Below is a block of records; reproduce all of them exactly and leave out any pictures.

--------------------

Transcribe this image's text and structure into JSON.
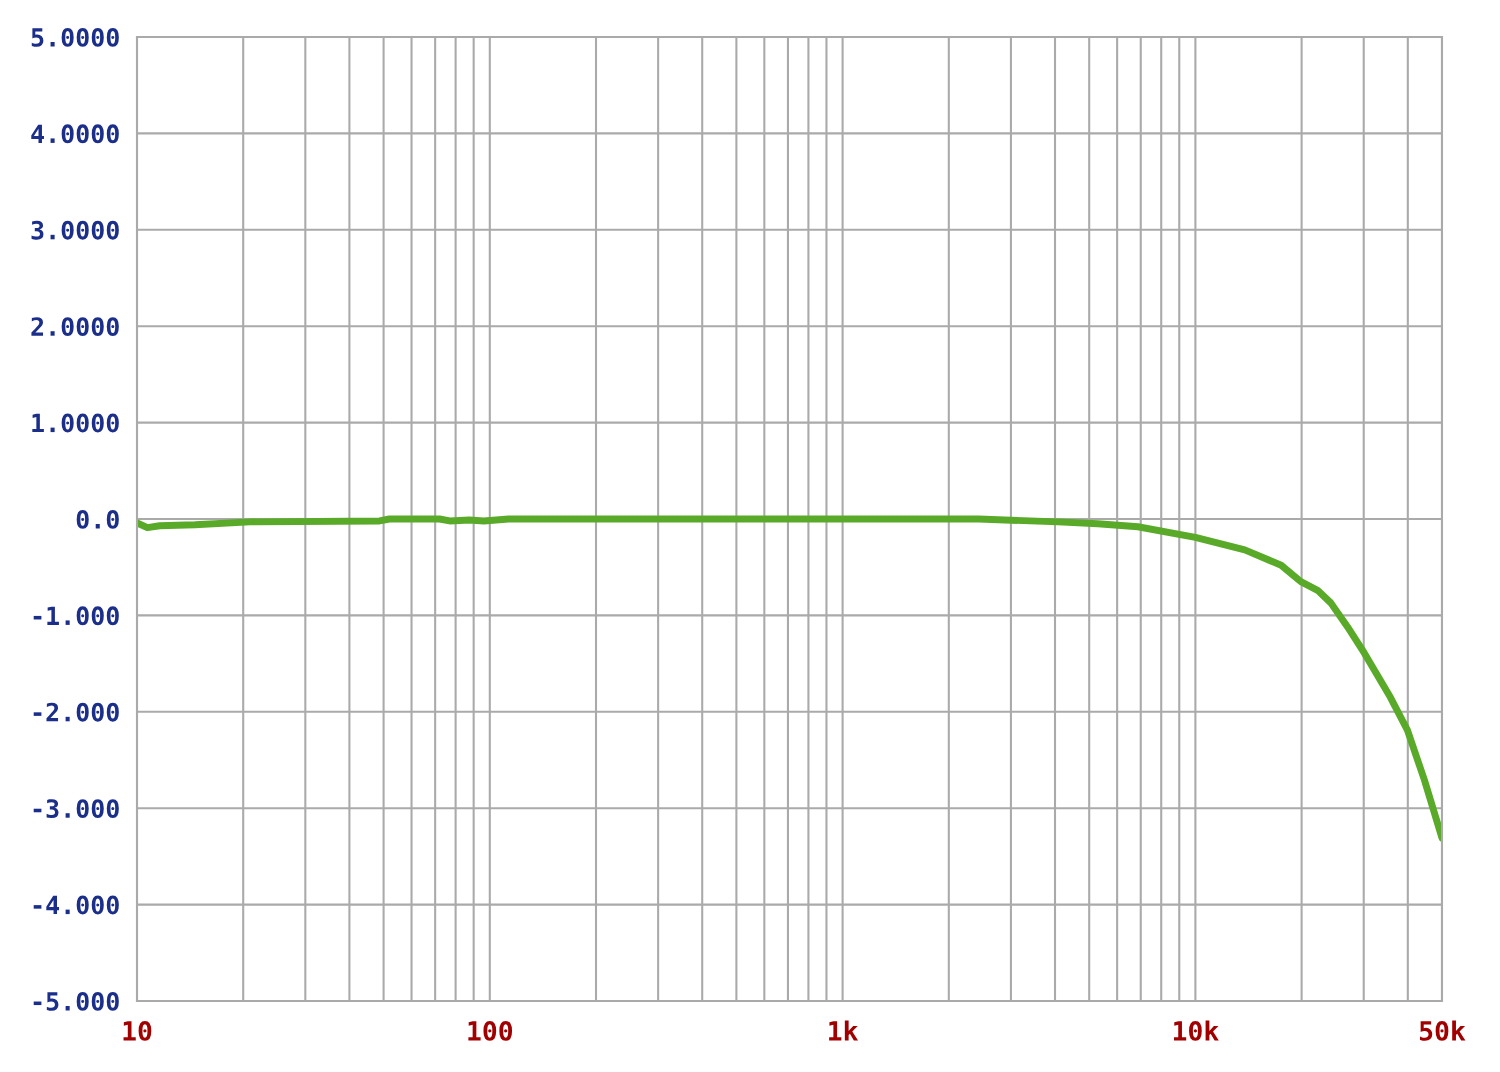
{
  "chart_data": {
    "type": "line",
    "log": "x",
    "grid": true,
    "marker": "none",
    "line_style": "solid",
    "xlim": [
      10,
      50000
    ],
    "ylim": [
      -5,
      5
    ],
    "xticks": [
      10,
      {
        "value": 20,
        "label": null
      },
      {
        "value": 30,
        "label": null
      },
      {
        "value": 40,
        "label": null
      },
      {
        "value": 50,
        "label": null
      },
      {
        "value": 60,
        "label": null
      },
      {
        "value": 70,
        "label": null
      },
      {
        "value": 80,
        "label": null
      },
      {
        "value": 90,
        "label": null
      },
      100,
      {
        "value": 200,
        "label": null
      },
      {
        "value": 300,
        "label": null
      },
      {
        "value": 400,
        "label": null
      },
      {
        "value": 500,
        "label": null
      },
      {
        "value": 600,
        "label": null
      },
      {
        "value": 700,
        "label": null
      },
      {
        "value": 800,
        "label": null
      },
      {
        "value": 900,
        "label": null
      },
      {
        "value": 1000,
        "label": "1k"
      },
      {
        "value": 2000,
        "label": null
      },
      {
        "value": 3000,
        "label": null
      },
      {
        "value": 4000,
        "label": null
      },
      {
        "value": 5000,
        "label": null
      },
      {
        "value": 6000,
        "label": null
      },
      {
        "value": 7000,
        "label": null
      },
      {
        "value": 8000,
        "label": null
      },
      {
        "value": 9000,
        "label": null
      },
      {
        "value": 10000,
        "label": "10k"
      },
      {
        "value": 20000,
        "label": null
      },
      {
        "value": 30000,
        "label": null
      },
      {
        "value": 40000,
        "label": null
      },
      {
        "value": 50000,
        "label": "50k"
      }
    ],
    "yticks": [
      {
        "value": 5,
        "label": "5.0000"
      },
      {
        "value": 4,
        "label": "4.0000"
      },
      {
        "value": 3,
        "label": "3.0000"
      },
      {
        "value": 2,
        "label": "2.0000"
      },
      {
        "value": 1,
        "label": "1.0000"
      },
      {
        "value": 0,
        "label": "0.0"
      },
      {
        "value": -1,
        "label": "-1.000"
      },
      {
        "value": -2,
        "label": "-2.000"
      },
      {
        "value": -3,
        "label": "-3.000"
      },
      {
        "value": -4,
        "label": "-4.000"
      },
      {
        "value": -5,
        "label": "-5.000"
      }
    ],
    "series": [
      {
        "color": "#5aaa2a",
        "x": [
          10,
          10.7,
          11.6,
          14.6,
          20.9,
          48.7,
          51.9,
          72,
          77,
          87.5,
          96.2,
          113,
          2430,
          4080,
          5290,
          6870,
          10000,
          13800,
          17500,
          19900,
          22200,
          24200,
          27000,
          30100,
          35700,
          39900,
          44600,
          50000
        ],
        "values": [
          -0.04,
          -0.09,
          -0.07,
          -0.06,
          -0.03,
          -0.02,
          0,
          0,
          -0.02,
          -0.01,
          -0.02,
          0,
          0,
          -0.03,
          -0.05,
          -0.08,
          -0.19,
          -0.32,
          -0.48,
          -0.65,
          -0.74,
          -0.87,
          -1.12,
          -1.39,
          -1.85,
          -2.19,
          -2.71,
          -3.31
        ]
      }
    ]
  }
}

--------------------

### THE REPLY
Transcribe this image's text and structure into JSON.
{
  "chart_data": {
    "type": "line",
    "log": "x",
    "grid": true,
    "marker": "none",
    "line_style": "solid",
    "xlim": [
      10,
      50000
    ],
    "ylim": [
      -5,
      5
    ],
    "xticks": [
      10,
      {
        "value": 20,
        "label": null
      },
      {
        "value": 30,
        "label": null
      },
      {
        "value": 40,
        "label": null
      },
      {
        "value": 50,
        "label": null
      },
      {
        "value": 60,
        "label": null
      },
      {
        "value": 70,
        "label": null
      },
      {
        "value": 80,
        "label": null
      },
      {
        "value": 90,
        "label": null
      },
      100,
      {
        "value": 200,
        "label": null
      },
      {
        "value": 300,
        "label": null
      },
      {
        "value": 400,
        "label": null
      },
      {
        "value": 500,
        "label": null
      },
      {
        "value": 600,
        "label": null
      },
      {
        "value": 700,
        "label": null
      },
      {
        "value": 800,
        "label": null
      },
      {
        "value": 900,
        "label": null
      },
      {
        "value": 1000,
        "label": "1k"
      },
      {
        "value": 2000,
        "label": null
      },
      {
        "value": 3000,
        "label": null
      },
      {
        "value": 4000,
        "label": null
      },
      {
        "value": 5000,
        "label": null
      },
      {
        "value": 6000,
        "label": null
      },
      {
        "value": 7000,
        "label": null
      },
      {
        "value": 8000,
        "label": null
      },
      {
        "value": 9000,
        "label": null
      },
      {
        "value": 10000,
        "label": "10k"
      },
      {
        "value": 20000,
        "label": null
      },
      {
        "value": 30000,
        "label": null
      },
      {
        "value": 40000,
        "label": null
      },
      {
        "value": 50000,
        "label": "50k"
      }
    ],
    "yticks": [
      {
        "value": 5,
        "label": "5.0000"
      },
      {
        "value": 4,
        "label": "4.0000"
      },
      {
        "value": 3,
        "label": "3.0000"
      },
      {
        "value": 2,
        "label": "2.0000"
      },
      {
        "value": 1,
        "label": "1.0000"
      },
      {
        "value": 0,
        "label": "0.0"
      },
      {
        "value": -1,
        "label": "-1.000"
      },
      {
        "value": -2,
        "label": "-2.000"
      },
      {
        "value": -3,
        "label": "-3.000"
      },
      {
        "value": -4,
        "label": "-4.000"
      },
      {
        "value": -5,
        "label": "-5.000"
      }
    ],
    "series": [
      {
        "color": "#5aaa2a",
        "x": [
          10,
          10.7,
          11.6,
          14.6,
          20.9,
          48.7,
          51.9,
          72,
          77,
          87.5,
          96.2,
          113,
          2430,
          4080,
          5290,
          6870,
          10000,
          13800,
          17500,
          19900,
          22200,
          24200,
          27000,
          30100,
          35700,
          39900,
          44600,
          50000
        ],
        "values": [
          -0.04,
          -0.09,
          -0.07,
          -0.06,
          -0.03,
          -0.02,
          0,
          0,
          -0.02,
          -0.01,
          -0.02,
          0,
          0,
          -0.03,
          -0.05,
          -0.08,
          -0.19,
          -0.32,
          -0.48,
          -0.65,
          -0.74,
          -0.87,
          -1.12,
          -1.39,
          -1.85,
          -2.19,
          -2.71,
          -3.31
        ]
      }
    ]
  }
}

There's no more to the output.